======== TASK INPUT ========

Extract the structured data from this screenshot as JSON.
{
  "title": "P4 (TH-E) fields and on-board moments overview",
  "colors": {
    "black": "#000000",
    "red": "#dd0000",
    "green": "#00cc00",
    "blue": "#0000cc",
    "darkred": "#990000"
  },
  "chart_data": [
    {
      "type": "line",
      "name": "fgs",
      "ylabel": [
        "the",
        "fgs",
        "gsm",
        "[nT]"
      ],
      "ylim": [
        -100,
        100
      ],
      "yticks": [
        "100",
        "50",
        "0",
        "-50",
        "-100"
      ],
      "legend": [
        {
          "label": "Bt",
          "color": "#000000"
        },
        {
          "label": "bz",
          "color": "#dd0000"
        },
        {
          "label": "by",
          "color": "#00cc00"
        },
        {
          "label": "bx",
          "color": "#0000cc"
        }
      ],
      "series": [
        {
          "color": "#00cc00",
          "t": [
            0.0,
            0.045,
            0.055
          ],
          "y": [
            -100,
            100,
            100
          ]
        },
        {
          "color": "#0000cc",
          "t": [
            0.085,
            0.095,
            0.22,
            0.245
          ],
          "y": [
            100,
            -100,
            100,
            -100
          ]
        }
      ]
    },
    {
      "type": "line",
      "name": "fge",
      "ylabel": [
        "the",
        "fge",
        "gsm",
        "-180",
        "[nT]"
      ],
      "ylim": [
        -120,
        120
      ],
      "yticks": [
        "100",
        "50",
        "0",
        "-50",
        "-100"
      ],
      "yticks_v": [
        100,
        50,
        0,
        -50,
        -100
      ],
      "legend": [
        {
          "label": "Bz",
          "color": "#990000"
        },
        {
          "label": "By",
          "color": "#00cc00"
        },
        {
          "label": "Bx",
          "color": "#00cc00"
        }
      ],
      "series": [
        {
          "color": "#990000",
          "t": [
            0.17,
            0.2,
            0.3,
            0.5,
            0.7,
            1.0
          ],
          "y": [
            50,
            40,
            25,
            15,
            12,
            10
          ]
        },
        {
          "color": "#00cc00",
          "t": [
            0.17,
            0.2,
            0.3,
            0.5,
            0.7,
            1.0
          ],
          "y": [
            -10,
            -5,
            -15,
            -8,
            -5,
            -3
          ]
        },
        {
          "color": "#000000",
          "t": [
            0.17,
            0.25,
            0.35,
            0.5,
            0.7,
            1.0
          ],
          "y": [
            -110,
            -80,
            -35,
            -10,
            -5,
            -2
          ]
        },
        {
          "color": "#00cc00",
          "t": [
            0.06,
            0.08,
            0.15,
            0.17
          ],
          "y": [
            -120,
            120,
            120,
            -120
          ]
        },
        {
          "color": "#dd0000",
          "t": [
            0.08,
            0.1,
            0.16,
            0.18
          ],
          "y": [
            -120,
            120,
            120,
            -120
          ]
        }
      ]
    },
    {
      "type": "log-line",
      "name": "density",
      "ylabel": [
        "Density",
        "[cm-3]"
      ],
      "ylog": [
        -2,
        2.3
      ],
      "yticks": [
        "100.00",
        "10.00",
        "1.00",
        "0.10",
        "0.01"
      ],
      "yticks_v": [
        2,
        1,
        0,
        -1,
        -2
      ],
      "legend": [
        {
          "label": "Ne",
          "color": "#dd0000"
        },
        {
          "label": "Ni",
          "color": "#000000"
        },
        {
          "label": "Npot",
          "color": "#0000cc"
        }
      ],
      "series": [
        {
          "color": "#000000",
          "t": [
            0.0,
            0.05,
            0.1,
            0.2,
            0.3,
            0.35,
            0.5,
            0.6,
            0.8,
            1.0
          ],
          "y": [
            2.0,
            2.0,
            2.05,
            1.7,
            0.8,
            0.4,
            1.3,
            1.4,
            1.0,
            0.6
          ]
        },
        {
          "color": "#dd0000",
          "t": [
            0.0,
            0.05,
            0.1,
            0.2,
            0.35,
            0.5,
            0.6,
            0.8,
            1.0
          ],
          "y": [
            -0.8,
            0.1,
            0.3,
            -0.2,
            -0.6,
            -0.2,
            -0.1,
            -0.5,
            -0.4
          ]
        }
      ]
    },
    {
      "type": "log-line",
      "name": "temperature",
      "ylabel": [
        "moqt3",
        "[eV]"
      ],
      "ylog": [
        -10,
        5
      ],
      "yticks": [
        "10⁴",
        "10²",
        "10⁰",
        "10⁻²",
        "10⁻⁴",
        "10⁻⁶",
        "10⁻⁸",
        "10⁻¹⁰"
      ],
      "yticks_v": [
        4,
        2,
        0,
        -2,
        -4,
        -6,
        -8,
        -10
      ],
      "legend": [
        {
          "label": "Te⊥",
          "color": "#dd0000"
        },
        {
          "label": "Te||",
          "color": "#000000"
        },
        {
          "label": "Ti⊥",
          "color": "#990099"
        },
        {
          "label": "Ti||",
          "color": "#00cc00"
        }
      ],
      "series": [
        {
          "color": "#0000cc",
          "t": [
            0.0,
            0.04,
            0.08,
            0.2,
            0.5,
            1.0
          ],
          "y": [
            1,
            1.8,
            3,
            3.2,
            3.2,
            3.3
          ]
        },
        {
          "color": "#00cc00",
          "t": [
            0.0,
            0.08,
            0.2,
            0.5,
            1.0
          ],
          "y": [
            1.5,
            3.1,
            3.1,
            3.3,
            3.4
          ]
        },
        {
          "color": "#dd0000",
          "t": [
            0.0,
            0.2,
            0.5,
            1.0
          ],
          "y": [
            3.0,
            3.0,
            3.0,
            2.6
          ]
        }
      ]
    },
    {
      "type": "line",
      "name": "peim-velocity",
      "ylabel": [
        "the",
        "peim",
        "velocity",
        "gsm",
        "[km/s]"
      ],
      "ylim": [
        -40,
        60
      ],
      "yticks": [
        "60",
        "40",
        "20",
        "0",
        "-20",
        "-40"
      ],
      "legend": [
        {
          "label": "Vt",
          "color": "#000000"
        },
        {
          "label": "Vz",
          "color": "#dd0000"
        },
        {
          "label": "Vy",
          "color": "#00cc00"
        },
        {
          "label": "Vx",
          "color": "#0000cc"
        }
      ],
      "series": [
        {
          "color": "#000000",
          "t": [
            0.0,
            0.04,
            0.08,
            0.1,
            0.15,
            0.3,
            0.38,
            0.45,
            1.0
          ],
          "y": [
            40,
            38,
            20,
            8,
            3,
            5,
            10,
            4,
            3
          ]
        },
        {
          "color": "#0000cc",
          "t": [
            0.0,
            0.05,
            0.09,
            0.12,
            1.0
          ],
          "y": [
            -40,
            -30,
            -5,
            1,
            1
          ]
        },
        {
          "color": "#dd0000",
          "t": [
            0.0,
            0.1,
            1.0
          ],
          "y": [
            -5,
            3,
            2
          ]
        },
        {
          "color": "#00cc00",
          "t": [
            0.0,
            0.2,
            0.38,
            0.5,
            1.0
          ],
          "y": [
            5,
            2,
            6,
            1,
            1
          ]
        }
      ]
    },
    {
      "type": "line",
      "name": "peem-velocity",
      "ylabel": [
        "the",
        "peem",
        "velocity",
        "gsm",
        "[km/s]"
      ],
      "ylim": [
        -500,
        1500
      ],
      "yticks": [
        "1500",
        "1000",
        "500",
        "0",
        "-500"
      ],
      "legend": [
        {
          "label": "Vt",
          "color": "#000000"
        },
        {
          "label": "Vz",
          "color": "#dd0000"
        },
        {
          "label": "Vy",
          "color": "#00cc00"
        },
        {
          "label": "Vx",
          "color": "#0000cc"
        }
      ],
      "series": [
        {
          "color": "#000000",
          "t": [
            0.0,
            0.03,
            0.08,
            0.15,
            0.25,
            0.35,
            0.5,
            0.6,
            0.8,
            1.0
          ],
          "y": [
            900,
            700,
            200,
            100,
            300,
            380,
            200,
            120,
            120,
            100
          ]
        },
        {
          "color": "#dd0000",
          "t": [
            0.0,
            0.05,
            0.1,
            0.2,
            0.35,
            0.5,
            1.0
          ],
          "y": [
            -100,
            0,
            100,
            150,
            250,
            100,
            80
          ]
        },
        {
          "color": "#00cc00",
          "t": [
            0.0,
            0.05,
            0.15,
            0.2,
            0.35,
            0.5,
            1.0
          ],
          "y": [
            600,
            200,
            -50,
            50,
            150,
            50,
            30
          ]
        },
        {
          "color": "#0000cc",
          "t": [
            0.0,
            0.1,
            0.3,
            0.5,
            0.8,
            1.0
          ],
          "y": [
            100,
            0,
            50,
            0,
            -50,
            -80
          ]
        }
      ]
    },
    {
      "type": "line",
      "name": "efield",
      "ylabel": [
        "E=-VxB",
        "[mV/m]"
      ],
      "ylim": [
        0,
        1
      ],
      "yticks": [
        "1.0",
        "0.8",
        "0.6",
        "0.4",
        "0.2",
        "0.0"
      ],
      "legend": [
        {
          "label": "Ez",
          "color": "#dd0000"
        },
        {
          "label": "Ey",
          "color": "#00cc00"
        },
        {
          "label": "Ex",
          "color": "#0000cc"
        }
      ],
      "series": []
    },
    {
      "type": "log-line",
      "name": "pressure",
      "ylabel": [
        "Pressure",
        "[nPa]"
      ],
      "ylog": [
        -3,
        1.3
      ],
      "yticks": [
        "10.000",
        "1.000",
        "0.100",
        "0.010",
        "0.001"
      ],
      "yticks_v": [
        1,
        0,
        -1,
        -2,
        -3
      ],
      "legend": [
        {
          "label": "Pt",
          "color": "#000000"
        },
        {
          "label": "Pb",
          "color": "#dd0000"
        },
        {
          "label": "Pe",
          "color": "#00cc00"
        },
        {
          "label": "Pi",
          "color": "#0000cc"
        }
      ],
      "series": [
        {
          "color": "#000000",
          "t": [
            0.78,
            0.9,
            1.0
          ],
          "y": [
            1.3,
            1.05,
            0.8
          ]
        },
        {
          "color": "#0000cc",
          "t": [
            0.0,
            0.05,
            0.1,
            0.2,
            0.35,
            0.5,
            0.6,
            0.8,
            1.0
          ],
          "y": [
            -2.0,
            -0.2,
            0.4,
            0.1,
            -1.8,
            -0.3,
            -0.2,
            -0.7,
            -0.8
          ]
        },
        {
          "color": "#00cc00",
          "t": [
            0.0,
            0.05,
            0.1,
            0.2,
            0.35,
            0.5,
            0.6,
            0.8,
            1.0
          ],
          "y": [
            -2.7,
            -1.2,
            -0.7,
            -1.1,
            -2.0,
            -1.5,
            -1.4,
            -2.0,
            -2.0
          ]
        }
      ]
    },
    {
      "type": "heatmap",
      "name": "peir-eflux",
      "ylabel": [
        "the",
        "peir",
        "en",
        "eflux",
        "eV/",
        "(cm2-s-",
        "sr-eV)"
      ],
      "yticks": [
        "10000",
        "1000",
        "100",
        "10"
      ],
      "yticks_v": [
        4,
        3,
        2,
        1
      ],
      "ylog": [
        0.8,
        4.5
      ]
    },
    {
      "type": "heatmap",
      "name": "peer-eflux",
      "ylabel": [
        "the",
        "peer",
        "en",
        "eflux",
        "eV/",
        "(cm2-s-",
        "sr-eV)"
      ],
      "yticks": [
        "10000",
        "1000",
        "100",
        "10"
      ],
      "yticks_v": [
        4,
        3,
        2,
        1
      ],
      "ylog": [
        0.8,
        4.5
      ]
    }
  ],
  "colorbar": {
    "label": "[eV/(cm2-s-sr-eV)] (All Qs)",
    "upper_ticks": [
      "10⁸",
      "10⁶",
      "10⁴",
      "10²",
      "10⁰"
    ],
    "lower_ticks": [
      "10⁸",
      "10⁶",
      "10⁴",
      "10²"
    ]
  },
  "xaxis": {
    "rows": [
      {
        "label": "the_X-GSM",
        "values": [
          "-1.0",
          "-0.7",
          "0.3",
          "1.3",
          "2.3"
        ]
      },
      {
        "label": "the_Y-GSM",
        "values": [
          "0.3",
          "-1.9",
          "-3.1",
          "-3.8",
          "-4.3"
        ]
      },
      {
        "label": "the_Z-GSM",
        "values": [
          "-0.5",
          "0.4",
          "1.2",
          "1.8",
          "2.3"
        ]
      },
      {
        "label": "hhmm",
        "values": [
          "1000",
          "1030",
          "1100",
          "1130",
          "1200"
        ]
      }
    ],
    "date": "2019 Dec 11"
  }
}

========

§ **SET PROBLEM**: Copy out every line where the word "name" occurs.

§ **COMPLETED EXERCISE**:
      "name": "fgs",
      "name": "fge",
      "name": "density",
      "name": "temperature",
      "name": "peim-velocity",
      "name": "peem-velocity",
      "name": "efield",
      "name": "pressure",
      "name": "peir-eflux",
      "name": "peer-eflux",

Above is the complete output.